■ Given information

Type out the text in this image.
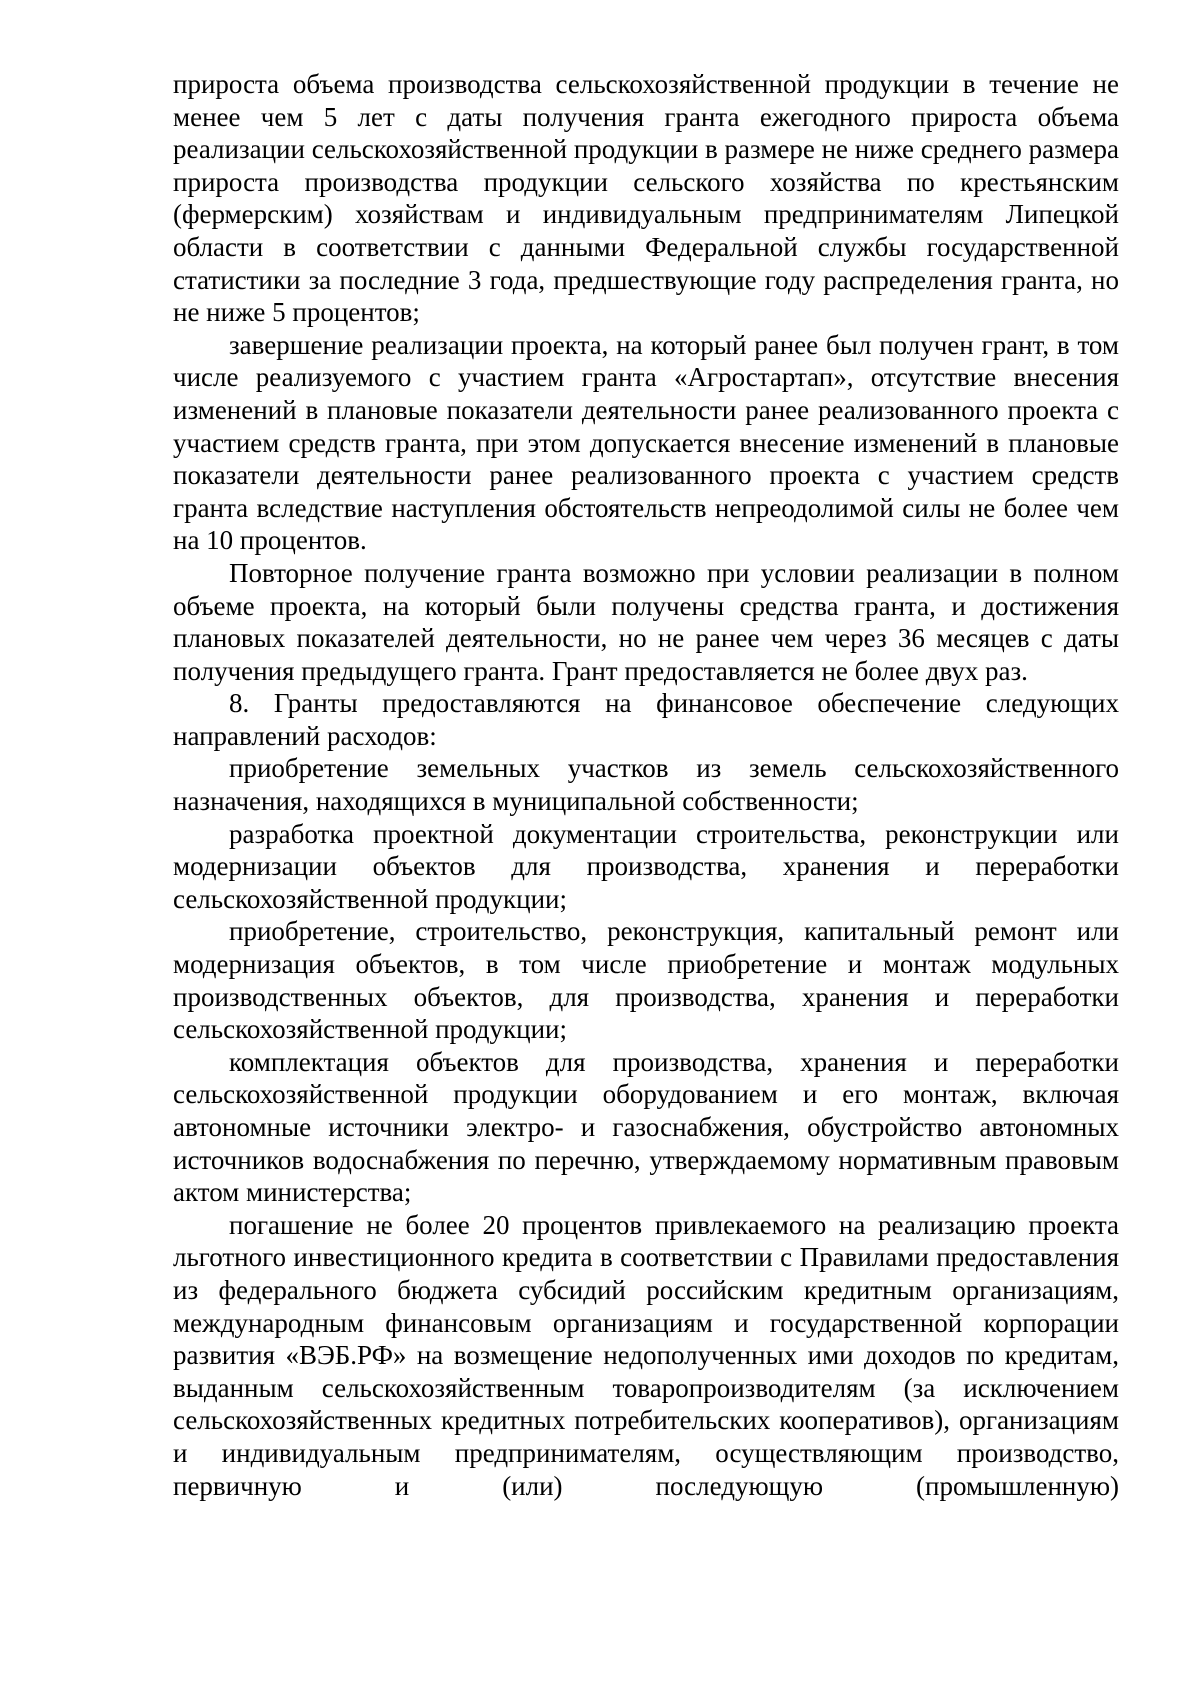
прироста объема производства сельскохозяйственной продукции в течение не менее чем 5 лет с даты получения гранта ежегодного прироста объема реализации сельскохозяйственной продукции в размере не ниже среднего размера прироста производства продукции сельского хозяйства по крестьянским (фермерским) хозяйствам и индивидуальным предпринимателям Липецкой области в соответствии с данными Федеральной службы государственной статистики за последние 3 года, предшествующие году распределения гранта, но не ниже 5 процентов;

завершение реализации проекта, на который ранее был получен грант, в том числе реализуемого с участием гранта «Агростартап», отсутствие внесения изменений в плановые показатели деятельности ранее реализованного проекта с участием средств гранта, при этом допускается внесение изменений в плановые показатели деятельности ранее реализованного проекта с участием средств гранта вследствие наступления обстоятельств непреодолимой силы не более чем на 10 процентов.

Повторное получение гранта возможно при условии реализации в полном объеме проекта, на который были получены средства гранта, и достижения плановых показателей деятельности, но не ранее чем через 36 месяцев с даты получения предыдущего гранта. Грант предоставляется не более двух раз.

8. Гранты предоставляются на финансовое обеспечение следующих направлений расходов:

приобретение земельных участков из земель сельскохозяйственного назначения, находящихся в муниципальной собственности;

разработка проектной документации строительства, реконструкции или модернизации объектов для производства, хранения и переработки сельскохозяйственной продукции;

приобретение, строительство, реконструкция, капитальный ремонт или модернизация объектов, в том числе приобретение и монтаж модульных производственных объектов, для производства, хранения и переработки сельскохозяйственной продукции;

комплектация объектов для производства, хранения и переработки сельскохозяйственной продукции оборудованием и его монтаж, включая автономные источники электро- и газоснабжения, обустройство автономных источников водоснабжения по перечню, утверждаемому нормативным правовым актом министерства;

погашение не более 20 процентов привлекаемого на реализацию проекта льготного инвестиционного кредита в соответствии с Правилами предоставления из федерального бюджета субсидий российским кредитным организациям, международным финансовым организациям и государственной корпорации развития «ВЭБ.РФ» на возмещение недополученных ими доходов по кредитам, выданным сельскохозяйственным товаропроизводителям (за исключением сельскохозяйственных кредитных потребительских кооперативов), организациям и индивидуальным предпринимателям, осуществляющим производство, первичную и (или) последующую (промышленную)
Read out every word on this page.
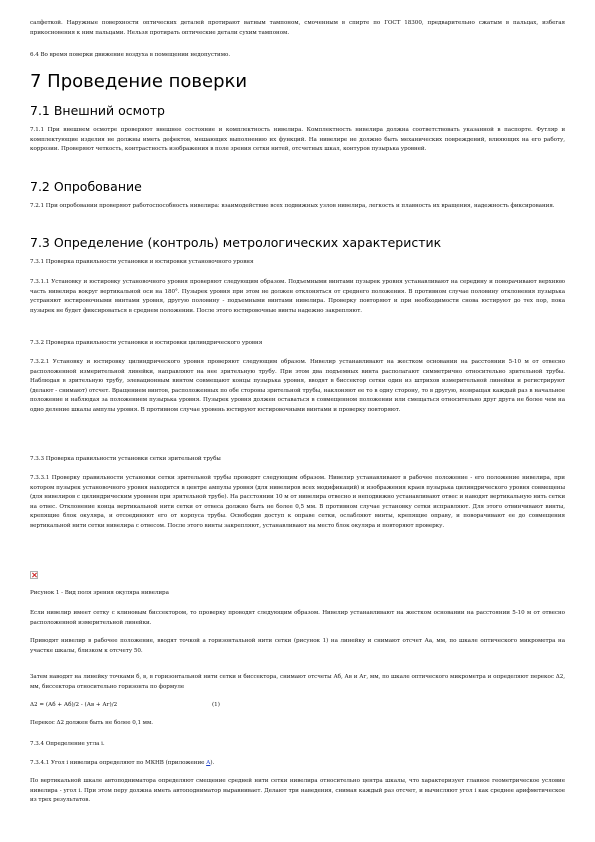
салфеткой. Наружные поверхности оптических деталей протирают ватным тампоном, смоченным в спирте по ГОСТ 18300, предварительно сжатым в пальцах, избегая прикосновения к ним пальцами. Нельзя протирать оптические детали сухим тампоном.

6.4 Во время поверки движение воздуха в помещении недопустимо.

7 Проведение поверки
7.1 Внешний осмотр

7.1.1 При внешнем осмотре проверяют внешнее состояние и комплектность нивелира. Комплектность нивелира должна соответствовать указанной в паспорте. Футляр и комплектующие изделия не должны иметь дефектов, мешающих выполнению их функций. На нивелире не должно быть механических повреждений, влияющих на его работу, коррозии. Проверяют четкость, контрастность изображения в поле зрения сетки нитей, отсчетных шкал, контуров пузырька уровней.

7.2 Опробование

7.2.1 При опробовании проверяют работоспособность нивелира: взаимодействие всех подвижных узлов нивелира, легкость и плавность их вращения, надежность фиксирования.

7.3 Определение (контроль) метрологических характеристик

7.3.1 Проверка правильности установки и юстировки установочного уровня

7.3.1.1 Установку и юстировку установочного уровня проверяют следующим образом. Подъемными винтами пузырек уровня устанавливают на середину и поворачивают верхнюю часть нивелира вокруг вертикальной оси на 180°. Пузырек уровня при этом не должен отклоняться от среднего положения. В противном случае половину отклонения пузырька устраняют юстировочными винтами уровня, другую половину - подъемными винтами нивелира. Проверку повторяют и при необходимости снова юстируют до тех пор, пока пузырек не будет фиксироваться в среднем положении. После этого юстировочные винты надежно закрепляют.

7.3.2 Проверка правильности установки и юстировки цилиндрического уровня

7.3.2.1 Установку и юстировку цилиндрического уровня проверяют следующим образом. Нивелир устанавливают на жестком основании на расстоянии 5-10 м от отвесно расположенной измерительной линейки, направляют на нее зрительную трубу. При этом два подъемных винта располагают симметрично относительно зрительной трубы. Наблюдая в зрительную трубу, элевационным винтом совмещают концы пузырька уровня, вводят в биссектор сетки один из штрихов измерительной линейки и регистрируют (делают - снимают) отсчет. Вращением винтов, расположенных по обе стороны зрительной трубы, наклоняют ее то в одну сторону, то в другую, возвращая каждый раз в начальное положение и наблюдая за положением пузырька уровня. Пузырек уровня должен оставаться в совмещенном положении или смещаться относительно друг друга не более чем на одно деление шкалы ампулы уровня. В противном случае уровень юстируют юстировочными винтами и проверку повторяют.

7.3.3 Проверка правильности установки сетки зрительной трубы

7.3.3.1 Проверку правильности установки сетки зрительной трубы проводят следующим образом. Нивелир устанавливают в рабочее положение - его положение нивелира, при котором пузырек установочного уровня находится в центре ампулы уровня (для нивелиров всех модификаций) и изображения краев пузырька цилиндрического уровня совмещены (для нивелиров с цилиндрическим уровнем при зрительной трубе). На расстоянии 10 м от нивелира отвесно и неподвижно устанавливают отвес и наводят вертикальную нить сетки на отвес. Отклонение конца вертикальной нити сетки от отвеса должно быть не более 0,5 мм. В противном случае установку сетки исправляют. Для этого отвинчивают винты, крепящие блок окуляра, и отсоединяют его от корпуса трубы. Освободив доступ к оправе сетки, ослабляют винты, крепящие оправу, и поворачивают ее до совмещения вертикальной нити сетки нивелира с отвесом. После этого винты закрепляют, устанавливают на место блок окуляра и повторяют проверку.

Рисунок 1 - Вид поля зрения окуляра нивелира

Если нивелир имеет сетку с клиновым биссектором, то проверку проводят следующим образом. Нивелир устанавливают на жестком основании на расстоянии 5-10 м от отвесно расположенной измерительной линейки.

Приводят нивелир в рабочее положение, вводят точкой а горизонтальной нити сетки (рисунок 1) на линейку и снимают отсчет Аа, мм, по шкале оптического микрометра на участке шкалы, близком к отсчету 50.

Затем наводят на линейку точками б, в, в горизонтальной нити сетки и биссектора, снимают отсчеты Аб, Ав и Аг, мм, по шкале оптического микрометра и определяют перекос Δ2, мм, биссектора относительно горизонта по формуле

Δ2 = (Аб + Аб)/2 - (Ав + Аг)/2	(1)

Перекос Δ2 должен быть не более 0,1 мм.

7.3.4 Определение угла i.

7.3.4.1 Угол i нивелира определяют по МКНВ (приложение А).

По вертикальной шкале автоподниматора определяют смещение средней нити сетки нивелира относительно центра шкалы, что характеризует главное геометрическое условие нивелира - угол i. При этом перу должна иметь автоподниматор выравнивает. Делают три наведения, снимая каждый раз отсчет, и вычисляют угол i как среднее арифметическое из трех результатов.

■ Directions
Reproduce the whole listing word for word, setting aside any pictures.

■ Output
Type out the text in this image.
прироста объема производства сельскохозяйственной продукции в течение не менее чем 5 лет с даты получения гранта ежегодного прироста объема реализации сельскохозяйственной продукции в размере не ниже среднего размера прироста производства продукции сельского хозяйства по крестьянским (фермерским) хозяйствам и индивидуальным предпринимателям Липецкой области в соответствии с данными Федеральной службы государственной статистики за последние 3 года, предшествующие году распределения гранта, но не ниже 5 процентов;

завершение реализации проекта, на который ранее был получен грант, в том числе реализуемого с участием гранта «Агростартап», отсутствие внесения изменений в плановые показатели деятельности ранее реализованного проекта с участием средств гранта, при этом допускается внесение изменений в плановые показатели деятельности ранее реализованного проекта с участием средств гранта вследствие наступления обстоятельств непреодолимой силы не более чем на 10 процентов.

Повторное получение гранта возможно при условии реализации в полном объеме проекта, на который были получены средства гранта, и достижения плановых показателей деятельности, но не ранее чем через 36 месяцев с даты получения предыдущего гранта. Грант предоставляется не более двух раз.

8. Гранты предоставляются на финансовое обеспечение следующих направлений расходов:

приобретение земельных участков из земель сельскохозяйственного назначения, находящихся в муниципальной собственности;

разработка проектной документации строительства, реконструкции или модернизации объектов для производства, хранения и переработки сельскохозяйственной продукции;

приобретение, строительство, реконструкция, капитальный ремонт или модернизация объектов, в том числе приобретение и монтаж модульных производственных объектов, для производства, хранения и переработки сельскохозяйственной продукции;

комплектация объектов для производства, хранения и переработки сельскохозяйственной продукции оборудованием и его монтаж, включая автономные источники электро- и газоснабжения, обустройство автономных источников водоснабжения по перечню, утверждаемому нормативным правовым актом министерства;

погашение не более 20 процентов привлекаемого на реализацию проекта льготного инвестиционного кредита в соответствии с Правилами предоставления из федерального бюджета субсидий российским кредитным организациям, международным финансовым организациям и государственной корпорации развития «ВЭБ.РФ» на возмещение недополученных ими доходов по кредитам, выданным сельскохозяйственным товаропроизводителям (за исключением сельскохозяйственных кредитных потребительских кооперативов), организациям и индивидуальным предпринимателям, осуществляющим производство, первичную и (или) последующую (промышленную)
Read out every word on this page.
салфеткой. Наружные поверхности оптических деталей протирают ватным тампоном, смоченным в спирте по ГОСТ 18300, предварительно сжатым в пальцах, избегая прикосновения к ним пальцами. Нельзя протирать оптические детали сухим тампоном.

6.4 Во время поверки движение воздуха в помещении недопустимо.

7 Проведение поверки
7.1 Внешний осмотр

7.1.1 При внешнем осмотре проверяют внешнее состояние и комплектность нивелира. Комплектность нивелира должна соответствовать указанной в паспорте. Футляр и комплектующие изделия не должны иметь дефектов, мешающих выполнению их функций. На нивелире не должно быть механических повреждений, влияющих на его работу, коррозии. Проверяют четкость, контрастность изображения в поле зрения сетки нитей, отсчетных шкал, контуров пузырька уровней.

7.2 Опробование

7.2.1 При опробовании проверяют работоспособность нивелира: взаимодействие всех подвижных узлов нивелира, легкость и плавность их вращения, надежность фиксирования.

7.3 Определение (контроль) метрологических характеристик

7.3.1 Проверка правильности установки и юстировки установочного уровня

7.3.1.1 Установку и юстировку установочного уровня проверяют следующим образом. Подъемными винтами пузырек уровня устанавливают на середину и поворачивают верхнюю часть нивелира вокруг вертикальной оси на 180°. Пузырек уровня при этом не должен отклоняться от среднего положения. В противном случае половину отклонения пузырька устраняют юстировочными винтами уровня, другую половину - подъемными винтами нивелира. Проверку повторяют и при необходимости снова юстируют до тех пор, пока пузырек не будет фиксироваться в среднем положении. После этого юстировочные винты надежно закрепляют.

7.3.2 Проверка правильности установки и юстировки цилиндрического уровня

7.3.2.1 Установку и юстировку цилиндрического уровня проверяют следующим образом. Нивелир устанавливают на жестком основании на расстоянии 5-10 м от отвесно расположенной измерительной линейки, направляют на нее зрительную трубу. При этом два подъемных винта располагают симметрично относительно зрительной трубы. Наблюдая в зрительную трубу, элевационным винтом совмещают концы пузырька уровня, вводят в биссектор сетки один из штрихов измерительной линейки и регистрируют (делают - снимают) отсчет. Вращением винтов, расположенных по обе стороны зрительной трубы, наклоняют ее то в одну сторону, то в другую, возвращая каждый раз в начальное положение и наблюдая за положением пузырька уровня. Пузырек уровня должен оставаться в совмещенном положении или смещаться относительно друг друга не более чем на одно деление шкалы ампулы уровня. В противном случае уровень юстируют юстировочными винтами и проверку повторяют.

7.3.3 Проверка правильности установки сетки зрительной трубы

7.3.3.1 Проверку правильности установки сетки зрительной трубы проводят следующим образом. Нивелир устанавливают в рабочее положение - его положение нивелира, при котором пузырек установочного уровня находится в центре ампулы уровня (для нивелиров всех модификаций) и изображения краев пузырька цилиндрического уровня совмещены (для нивелиров с цилиндрическим уровнем при зрительной трубе). На расстоянии 10 м от нивелира отвесно и неподвижно устанавливают отвес и наводят вертикальную нить сетки на отвес. Отклонение конца вертикальной нити сетки от отвеса должно быть не более 0,5 мм. В противном случае установку сетки исправляют. Для этого отвинчивают винты, крепящие блок окуляра, и отсоединяют его от корпуса трубы. Освободив доступ к оправе сетки, ослабляют винты, крепящие оправу, и поворачивают ее до совмещения вертикальной нити сетки нивелира с отвесом. После этого винты закрепляют, устанавливают на место блок окуляра и повторяют проверку.

Рисунок 1 - Вид поля зрения окуляра нивелира

Если нивелир имеет сетку с клиновым биссектором, то проверку проводят следующим образом. Нивелир устанавливают на жестком основании на расстоянии 5-10 м от отвесно расположенной измерительной линейки.

Приводят нивелир в рабочее положение, вводят точкой а горизонтальной нити сетки (рисунок 1) на линейку и снимают отсчет Аа, мм, по шкале оптического микрометра на участке шкалы, близком к отсчету 50.

Затем наводят на линейку точками б, в, в горизонтальной нити сетки и биссектора, снимают отсчеты Аб, Ав и Аг, мм, по шкале оптического микрометра и определяют перекос Δ2, мм, биссектора относительно горизонта по формуле

Δ2 = (Аб + Аб)/2 - (Ав + Аг)/2	(1)

Перекос Δ2 должен быть не более 0,1 мм.

7.3.4 Определение угла i.

7.3.4.1 Угол i нивелира определяют по МКНВ (приложение А).

По вертикальной шкале автоподниматора определяют смещение средней нити сетки нивелира относительно центра шкалы, что характеризует главное геометрическое условие нивелира - угол i. При этом перу должна иметь автоподниматор выравнивает. Делают три наведения, снимая каждый раз отсчет, и вычисляют угол i как среднее арифметическое из трех результатов.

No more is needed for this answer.